--- Begin Extracted data ---

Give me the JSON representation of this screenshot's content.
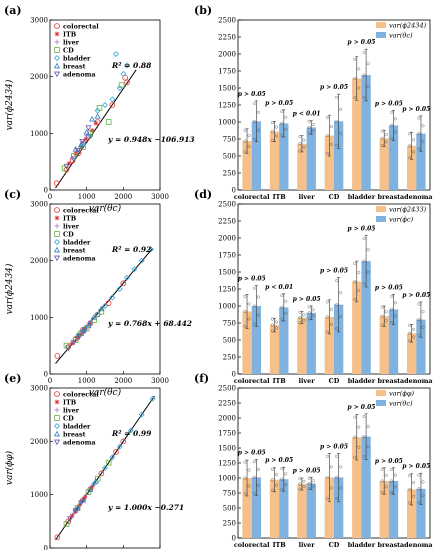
{
  "categories": [
    "colorectal",
    "ITB",
    "liver",
    "CD",
    "bladder",
    "breast",
    "adenoma"
  ],
  "colors": {
    "orange": "#f5c08a",
    "blue": "#7fb2df",
    "fit_line": "#000000",
    "markers": {
      "colorectal": "#e8352f",
      "ITB": "#e8352f",
      "liver": "#9a7ac2",
      "CD": "#62b246",
      "bladder": "#35a4d8",
      "breast": "#2f7ec4",
      "adenoma": "#6a55b0"
    }
  },
  "chart_data": [
    {
      "panel": "(a)",
      "type": "scatter",
      "xlabel": "var(θc)",
      "ylabel": "var(ϕ2434)",
      "xlim": [
        0,
        3000
      ],
      "ylim": [
        0,
        3000
      ],
      "xticks": [
        "0",
        "1000",
        "2000",
        "3000"
      ],
      "yticks": [
        "0",
        "1000",
        "2000",
        "3000"
      ],
      "legend": [
        "colorectal",
        "ITB",
        "liver",
        "CD",
        "bladder",
        "breast",
        "adenoma"
      ],
      "r2_text": "R² = 0.88",
      "eq_text": "y = 0.948x −106.913",
      "fit": {
        "slope": 0.948,
        "intercept": -106.913,
        "xrange": [
          150,
          2350
        ]
      },
      "points": [
        [
          180,
          120,
          "colorectal"
        ],
        [
          450,
          360,
          "colorectal"
        ],
        [
          620,
          520,
          "colorectal"
        ],
        [
          780,
          650,
          "colorectal"
        ],
        [
          900,
          820,
          "colorectal"
        ],
        [
          1050,
          940,
          "colorectal"
        ],
        [
          1300,
          1200,
          "colorectal"
        ],
        [
          1700,
          1500,
          "colorectal"
        ],
        [
          2050,
          1980,
          "colorectal"
        ],
        [
          2100,
          1900,
          "colorectal"
        ],
        [
          520,
          470,
          "ITB"
        ],
        [
          700,
          640,
          "ITB"
        ],
        [
          850,
          760,
          "ITB"
        ],
        [
          980,
          900,
          "ITB"
        ],
        [
          1150,
          1050,
          "ITB"
        ],
        [
          1250,
          1180,
          "ITB"
        ],
        [
          600,
          560,
          "liver"
        ],
        [
          800,
          700,
          "liver"
        ],
        [
          920,
          850,
          "liver"
        ],
        [
          1000,
          960,
          "liver"
        ],
        [
          400,
          380,
          "CD"
        ],
        [
          650,
          600,
          "CD"
        ],
        [
          900,
          760,
          "CD"
        ],
        [
          1100,
          1000,
          "CD"
        ],
        [
          1350,
          1450,
          "CD"
        ],
        [
          1600,
          1200,
          "CD"
        ],
        [
          1950,
          1850,
          "CD"
        ],
        [
          900,
          800,
          "bladder"
        ],
        [
          1100,
          950,
          "bladder"
        ],
        [
          1300,
          1400,
          "bladder"
        ],
        [
          1500,
          1500,
          "bladder"
        ],
        [
          1700,
          1600,
          "bladder"
        ],
        [
          1900,
          1800,
          "bladder"
        ],
        [
          2000,
          2050,
          "bladder"
        ],
        [
          2100,
          2200,
          "bladder"
        ],
        [
          1800,
          2400,
          "bladder"
        ],
        [
          700,
          720,
          "breast"
        ],
        [
          850,
          800,
          "breast"
        ],
        [
          1000,
          1020,
          "breast"
        ],
        [
          1150,
          1250,
          "breast"
        ],
        [
          1300,
          1300,
          "breast"
        ],
        [
          450,
          420,
          "adenoma"
        ],
        [
          650,
          550,
          "adenoma"
        ],
        [
          760,
          700,
          "adenoma"
        ],
        [
          880,
          860,
          "adenoma"
        ],
        [
          1050,
          1100,
          "adenoma"
        ]
      ]
    },
    {
      "panel": "(b)",
      "type": "bar",
      "ylim": [
        0,
        2500
      ],
      "yticks": [
        "0",
        "250",
        "500",
        "750",
        "1000",
        "1250",
        "1500",
        "1750",
        "2000",
        "2250",
        "2500"
      ],
      "legend": [
        "var(ϕ2434)",
        "var(θc)"
      ],
      "series": [
        {
          "name": "var(ϕ2434)",
          "values": [
            720,
            860,
            680,
            800,
            1640,
            760,
            650
          ],
          "err": [
            180,
            150,
            120,
            300,
            320,
            120,
            200
          ]
        },
        {
          "name": "var(θc)",
          "values": [
            1010,
            980,
            920,
            1010,
            1690,
            950,
            830
          ],
          "err": [
            300,
            200,
            100,
            400,
            380,
            220,
            260
          ]
        }
      ],
      "pvalues": [
        "p > 0.05",
        "p > 0.05",
        "p < 0.01",
        "p > 0.05",
        "p > 0.05",
        "p > 0.05",
        "p > 0.05"
      ]
    },
    {
      "panel": "(c)",
      "type": "scatter",
      "xlabel": "var(θc)",
      "ylabel": "var(ϕ2434)",
      "xlim": [
        0,
        3000
      ],
      "ylim": [
        0,
        3000
      ],
      "xticks": [
        "0",
        "1000",
        "2000",
        "3000"
      ],
      "yticks": [
        "0",
        "1000",
        "2000",
        "3000"
      ],
      "legend": [
        "colorectal",
        "ITB",
        "liver",
        "CD",
        "bladder",
        "breast",
        "adenoma"
      ],
      "r2_text": "R² = 0.92",
      "eq_text": "y = 0.768x + 68.442",
      "fit": {
        "slope": 0.768,
        "intercept": 68.442,
        "xrange": [
          150,
          2800
        ]
      },
      "points": [
        [
          200,
          320,
          "colorectal"
        ],
        [
          500,
          480,
          "colorectal"
        ],
        [
          700,
          620,
          "colorectal"
        ],
        [
          900,
          780,
          "colorectal"
        ],
        [
          1100,
          900,
          "colorectal"
        ],
        [
          1300,
          1050,
          "colorectal"
        ],
        [
          1600,
          1250,
          "colorectal"
        ],
        [
          2000,
          1600,
          "colorectal"
        ],
        [
          600,
          540,
          "ITB"
        ],
        [
          750,
          640,
          "ITB"
        ],
        [
          850,
          700,
          "ITB"
        ],
        [
          950,
          800,
          "ITB"
        ],
        [
          1100,
          880,
          "ITB"
        ],
        [
          650,
          560,
          "liver"
        ],
        [
          800,
          700,
          "liver"
        ],
        [
          900,
          760,
          "liver"
        ],
        [
          1000,
          850,
          "liver"
        ],
        [
          450,
          500,
          "CD"
        ],
        [
          700,
          600,
          "CD"
        ],
        [
          850,
          720,
          "CD"
        ],
        [
          1000,
          800,
          "CD"
        ],
        [
          1200,
          950,
          "CD"
        ],
        [
          1400,
          1100,
          "CD"
        ],
        [
          900,
          750,
          "bladder"
        ],
        [
          1100,
          900,
          "bladder"
        ],
        [
          1300,
          1050,
          "bladder"
        ],
        [
          1500,
          1200,
          "bladder"
        ],
        [
          1700,
          1350,
          "bladder"
        ],
        [
          1900,
          1500,
          "bladder"
        ],
        [
          2100,
          1700,
          "bladder"
        ],
        [
          2300,
          1850,
          "bladder"
        ],
        [
          2500,
          2000,
          "bladder"
        ],
        [
          2750,
          2200,
          "bladder"
        ],
        [
          750,
          680,
          "breast"
        ],
        [
          900,
          780,
          "breast"
        ],
        [
          1050,
          850,
          "breast"
        ],
        [
          1200,
          1000,
          "breast"
        ],
        [
          1400,
          1150,
          "breast"
        ],
        [
          500,
          460,
          "adenoma"
        ],
        [
          650,
          560,
          "adenoma"
        ],
        [
          800,
          660,
          "adenoma"
        ],
        [
          950,
          760,
          "adenoma"
        ]
      ]
    },
    {
      "panel": "(d)",
      "type": "bar",
      "ylim": [
        0,
        2500
      ],
      "yticks": [
        "0",
        "250",
        "500",
        "750",
        "1000",
        "1250",
        "1500",
        "1750",
        "2000",
        "2250",
        "2500"
      ],
      "legend": [
        "var(ϕ2433)",
        "var(ϕc)"
      ],
      "series": [
        {
          "name": "var(ϕ2433)",
          "values": [
            920,
            720,
            830,
            840,
            1360,
            850,
            600
          ],
          "err": [
            250,
            100,
            90,
            250,
            300,
            150,
            130
          ]
        },
        {
          "name": "var(ϕc)",
          "values": [
            1000,
            980,
            900,
            1020,
            1660,
            950,
            800
          ],
          "err": [
            300,
            200,
            100,
            400,
            380,
            220,
            260
          ]
        }
      ],
      "pvalues": [
        "p > 0.05",
        "p < 0.01",
        "p > 0.05",
        "p > 0.05",
        "p > 0.05",
        "p > 0.05",
        "p > 0.05"
      ]
    },
    {
      "panel": "(e)",
      "type": "scatter",
      "xlabel": "var(θc)",
      "ylabel": "var(ϕφ)",
      "xlim": [
        0,
        3000
      ],
      "ylim": [
        0,
        3000
      ],
      "xticks": [
        "0",
        "1000",
        "2000",
        "3000"
      ],
      "yticks": [
        "0",
        "1000",
        "2000",
        "3000"
      ],
      "legend": [
        "colorectal",
        "ITB",
        "liver",
        "CD",
        "bladder",
        "breast",
        "adenoma"
      ],
      "r2_text": "R² = 0.99",
      "eq_text": "y = 1.000x −0.271",
      "fit": {
        "slope": 1.0,
        "intercept": -0.271,
        "xrange": [
          150,
          2850
        ]
      },
      "points": [
        [
          200,
          200,
          "colorectal"
        ],
        [
          500,
          500,
          "colorectal"
        ],
        [
          700,
          700,
          "colorectal"
        ],
        [
          900,
          900,
          "colorectal"
        ],
        [
          1100,
          1100,
          "colorectal"
        ],
        [
          1400,
          1400,
          "colorectal"
        ],
        [
          1800,
          1800,
          "colorectal"
        ],
        [
          2000,
          2000,
          "colorectal"
        ],
        [
          600,
          600,
          "ITB"
        ],
        [
          800,
          800,
          "ITB"
        ],
        [
          950,
          950,
          "ITB"
        ],
        [
          1150,
          1150,
          "ITB"
        ],
        [
          650,
          650,
          "liver"
        ],
        [
          850,
          850,
          "liver"
        ],
        [
          1000,
          1000,
          "liver"
        ],
        [
          450,
          450,
          "CD"
        ],
        [
          750,
          750,
          "CD"
        ],
        [
          1050,
          1050,
          "CD"
        ],
        [
          1300,
          1300,
          "CD"
        ],
        [
          1600,
          1600,
          "CD"
        ],
        [
          1200,
          1200,
          "bladder"
        ],
        [
          1500,
          1500,
          "bladder"
        ],
        [
          1700,
          1700,
          "bladder"
        ],
        [
          1900,
          1900,
          "bladder"
        ],
        [
          2200,
          2200,
          "bladder"
        ],
        [
          2500,
          2500,
          "bladder"
        ],
        [
          2800,
          2800,
          "bladder"
        ],
        [
          750,
          750,
          "breast"
        ],
        [
          900,
          900,
          "breast"
        ],
        [
          1100,
          1100,
          "breast"
        ],
        [
          1250,
          1250,
          "breast"
        ],
        [
          550,
          550,
          "adenoma"
        ],
        [
          700,
          700,
          "adenoma"
        ],
        [
          850,
          850,
          "adenoma"
        ]
      ]
    },
    {
      "panel": "(f)",
      "type": "bar",
      "ylim": [
        0,
        2500
      ],
      "yticks": [
        "0",
        "250",
        "500",
        "750",
        "1000",
        "1250",
        "1500",
        "1750",
        "2000",
        "2250",
        "2500"
      ],
      "legend": [
        "var(ϕφ)",
        "var(θc)"
      ],
      "series": [
        {
          "name": "var(ϕφ)",
          "values": [
            1000,
            970,
            900,
            1010,
            1680,
            950,
            810
          ],
          "err": [
            300,
            200,
            100,
            400,
            380,
            220,
            260
          ]
        },
        {
          "name": "var(θc)",
          "values": [
            1010,
            980,
            910,
            1010,
            1690,
            950,
            820
          ],
          "err": [
            300,
            200,
            100,
            400,
            380,
            220,
            260
          ]
        }
      ],
      "pvalues": [
        "p > 0.05",
        "p > 0.05",
        "p > 0.05",
        "p > 0.05",
        "p > 0.05",
        "p > 0.05",
        "p > 0.05"
      ]
    }
  ]
}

--- End Extracted data ---

_Directions_
How many lines of the listing above include the word "panel"? State the number and nothing else.

_Solved exercise_
6